*Exercise directions*. All of the data below should be written out exactly.

*Supplied material*.
^^^^^^^^
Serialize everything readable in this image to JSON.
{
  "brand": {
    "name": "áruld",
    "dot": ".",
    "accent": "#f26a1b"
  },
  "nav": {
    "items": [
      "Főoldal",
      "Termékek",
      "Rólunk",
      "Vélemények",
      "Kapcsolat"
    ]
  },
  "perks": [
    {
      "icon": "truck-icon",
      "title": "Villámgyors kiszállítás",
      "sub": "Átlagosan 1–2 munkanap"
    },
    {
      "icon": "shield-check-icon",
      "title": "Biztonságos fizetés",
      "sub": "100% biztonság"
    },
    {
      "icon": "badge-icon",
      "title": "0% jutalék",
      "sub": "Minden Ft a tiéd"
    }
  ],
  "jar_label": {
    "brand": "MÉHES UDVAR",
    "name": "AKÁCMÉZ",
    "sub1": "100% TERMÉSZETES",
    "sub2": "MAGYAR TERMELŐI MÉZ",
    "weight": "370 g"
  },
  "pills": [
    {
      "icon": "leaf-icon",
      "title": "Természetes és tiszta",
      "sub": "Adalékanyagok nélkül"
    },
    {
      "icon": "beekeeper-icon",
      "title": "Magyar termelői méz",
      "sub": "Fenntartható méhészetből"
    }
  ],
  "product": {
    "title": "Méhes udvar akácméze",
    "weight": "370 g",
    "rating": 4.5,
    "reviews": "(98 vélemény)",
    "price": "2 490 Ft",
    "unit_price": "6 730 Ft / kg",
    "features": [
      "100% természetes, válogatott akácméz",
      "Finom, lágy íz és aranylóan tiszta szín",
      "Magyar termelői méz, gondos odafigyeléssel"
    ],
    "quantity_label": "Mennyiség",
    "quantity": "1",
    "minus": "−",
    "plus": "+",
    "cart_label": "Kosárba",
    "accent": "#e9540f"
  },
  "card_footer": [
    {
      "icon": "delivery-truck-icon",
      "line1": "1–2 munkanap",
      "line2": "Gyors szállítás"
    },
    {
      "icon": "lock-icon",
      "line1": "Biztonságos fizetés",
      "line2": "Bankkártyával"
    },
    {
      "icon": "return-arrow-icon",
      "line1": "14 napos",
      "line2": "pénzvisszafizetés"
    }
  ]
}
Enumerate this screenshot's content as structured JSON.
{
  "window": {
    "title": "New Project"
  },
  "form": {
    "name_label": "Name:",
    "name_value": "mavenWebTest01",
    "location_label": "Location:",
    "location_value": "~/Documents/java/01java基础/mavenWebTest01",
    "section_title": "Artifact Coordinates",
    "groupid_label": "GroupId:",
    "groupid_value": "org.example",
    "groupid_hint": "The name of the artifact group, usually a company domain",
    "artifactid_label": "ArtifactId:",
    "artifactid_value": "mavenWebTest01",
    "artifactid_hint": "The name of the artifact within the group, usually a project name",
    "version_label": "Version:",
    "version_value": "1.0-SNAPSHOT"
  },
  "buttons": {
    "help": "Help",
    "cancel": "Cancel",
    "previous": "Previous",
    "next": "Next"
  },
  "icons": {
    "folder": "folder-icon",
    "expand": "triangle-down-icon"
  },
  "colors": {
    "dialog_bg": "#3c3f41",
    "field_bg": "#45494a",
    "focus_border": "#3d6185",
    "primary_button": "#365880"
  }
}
^^^^^^^^
*Written answer*.
Serialize everything readable in this image to JSON.
{
  "brand": {
    "name": "áruld",
    "dot": ".",
    "accent": "#f26a1b"
  },
  "nav": {
    "items": [
      "Főoldal",
      "Termékek",
      "Rólunk",
      "Vélemények",
      "Kapcsolat"
    ]
  },
  "perks": [
    {
      "icon": "truck-icon",
      "title": "Villámgyors kiszállítás",
      "sub": "Átlagosan 1–2 munkanap"
    },
    {
      "icon": "shield-check-icon",
      "title": "Biztonságos fizetés",
      "sub": "100% biztonság"
    },
    {
      "icon": "badge-icon",
      "title": "0% jutalék",
      "sub": "Minden Ft a tiéd"
    }
  ],
  "jar_label": {
    "brand": "MÉHES UDVAR",
    "name": "AKÁCMÉZ",
    "sub1": "100% TERMÉSZETES",
    "sub2": "MAGYAR TERMELŐI MÉZ",
    "weight": "370 g"
  },
  "pills": [
    {
      "icon": "leaf-icon",
      "title": "Természetes és tiszta",
      "sub": "Adalékanyagok nélkül"
    },
    {
      "icon": "beekeeper-icon",
      "title": "Magyar termelői méz",
      "sub": "Fenntartható méhészetből"
    }
  ],
  "product": {
    "title": "Méhes udvar akácméze",
    "weight": "370 g",
    "rating": 4.5,
    "reviews": "(98 vélemény)",
    "price": "2 490 Ft",
    "unit_price": "6 730 Ft / kg",
    "features": [
      "100% természetes, válogatott akácméz",
      "Finom, lágy íz és aranylóan tiszta szín",
      "Magyar termelői méz, gondos odafigyeléssel"
    ],
    "quantity_label": "Mennyiség",
    "quantity": "1",
    "minus": "−",
    "plus": "+",
    "cart_label": "Kosárba",
    "accent": "#e9540f"
  },
  "card_footer": [
    {
      "icon": "delivery-truck-icon",
      "line1": "1–2 munkanap",
      "line2": "Gyors szállítás"
    },
    {
      "icon": "lock-icon",
      "line1": "Biztonságos fizetés",
      "line2": "Bankkártyával"
    },
    {
      "icon": "return-arrow-icon",
      "line1": "14 napos",
      "line2": "pénzvisszafizetés"
    }
  ]
}
Enumerate this screenshot's content as structured JSON.
{
  "window": {
    "title": "New Project"
  },
  "form": {
    "name_label": "Name:",
    "name_value": "mavenWebTest01",
    "location_label": "Location:",
    "location_value": "~/Documents/java/01java基础/mavenWebTest01",
    "section_title": "Artifact Coordinates",
    "groupid_label": "GroupId:",
    "groupid_value": "org.example",
    "groupid_hint": "The name of the artifact group, usually a company domain",
    "artifactid_label": "ArtifactId:",
    "artifactid_value": "mavenWebTest01",
    "artifactid_hint": "The name of the artifact within the group, usually a project name",
    "version_label": "Version:",
    "version_value": "1.0-SNAPSHOT"
  },
  "buttons": {
    "help": "Help",
    "cancel": "Cancel",
    "previous": "Previous",
    "next": "Next"
  },
  "icons": {
    "folder": "folder-icon",
    "expand": "triangle-down-icon"
  },
  "colors": {
    "dialog_bg": "#3c3f41",
    "field_bg": "#45494a",
    "focus_border": "#3d6185",
    "primary_button": "#365880"
  }
}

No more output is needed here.